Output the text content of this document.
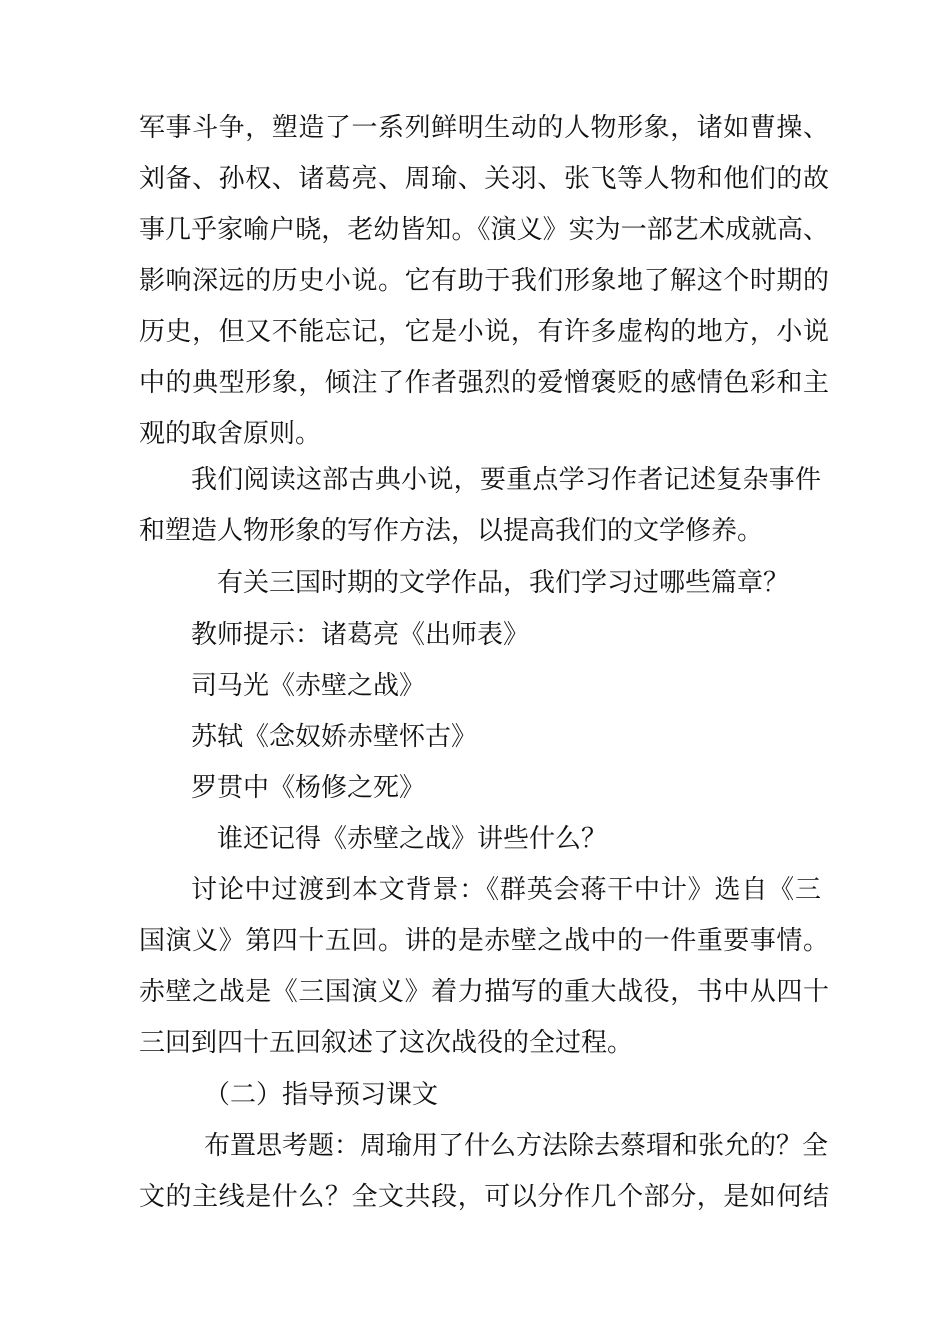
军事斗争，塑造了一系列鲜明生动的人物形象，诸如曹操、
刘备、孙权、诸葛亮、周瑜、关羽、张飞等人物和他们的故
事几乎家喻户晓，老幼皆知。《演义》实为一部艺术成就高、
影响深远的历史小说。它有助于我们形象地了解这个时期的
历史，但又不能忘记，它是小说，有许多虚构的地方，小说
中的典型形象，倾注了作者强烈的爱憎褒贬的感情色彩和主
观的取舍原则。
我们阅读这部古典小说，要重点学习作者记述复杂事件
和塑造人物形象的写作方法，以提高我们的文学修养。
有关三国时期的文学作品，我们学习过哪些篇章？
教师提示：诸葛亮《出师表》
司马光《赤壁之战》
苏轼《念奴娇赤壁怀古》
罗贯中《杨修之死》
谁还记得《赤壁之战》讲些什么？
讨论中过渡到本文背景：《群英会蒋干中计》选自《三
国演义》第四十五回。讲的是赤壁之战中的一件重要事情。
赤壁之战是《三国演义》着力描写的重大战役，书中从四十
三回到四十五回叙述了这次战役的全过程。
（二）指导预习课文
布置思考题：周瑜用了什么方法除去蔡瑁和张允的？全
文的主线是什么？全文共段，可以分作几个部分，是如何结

========================================

- _EXERCISE DETAILS_: Go through the listing above and write it out again exactly, dropping the pictures.

- _OUTPUT FOR THIS TASK_:
Output the text content of this document.
军事斗争，塑造了一系列鲜明生动的人物形象，诸如曹操、
刘备、孙权、诸葛亮、周瑜、关羽、张飞等人物和他们的故
事几乎家喻户晓，老幼皆知。《演义》实为一部艺术成就高、
影响深远的历史小说。它有助于我们形象地了解这个时期的
历史，但又不能忘记，它是小说，有许多虚构的地方，小说
中的典型形象，倾注了作者强烈的爱憎褒贬的感情色彩和主
观的取舍原则。
我们阅读这部古典小说，要重点学习作者记述复杂事件
和塑造人物形象的写作方法，以提高我们的文学修养。
有关三国时期的文学作品，我们学习过哪些篇章？
教师提示：诸葛亮《出师表》
司马光《赤壁之战》
苏轼《念奴娇赤壁怀古》
罗贯中《杨修之死》
谁还记得《赤壁之战》讲些什么？
讨论中过渡到本文背景：《群英会蒋干中计》选自《三
国演义》第四十五回。讲的是赤壁之战中的一件重要事情。
赤壁之战是《三国演义》着力描写的重大战役，书中从四十
三回到四十五回叙述了这次战役的全过程。
（二）指导预习课文
布置思考题：周瑜用了什么方法除去蔡瑁和张允的？全
文的主线是什么？全文共段，可以分作几个部分，是如何结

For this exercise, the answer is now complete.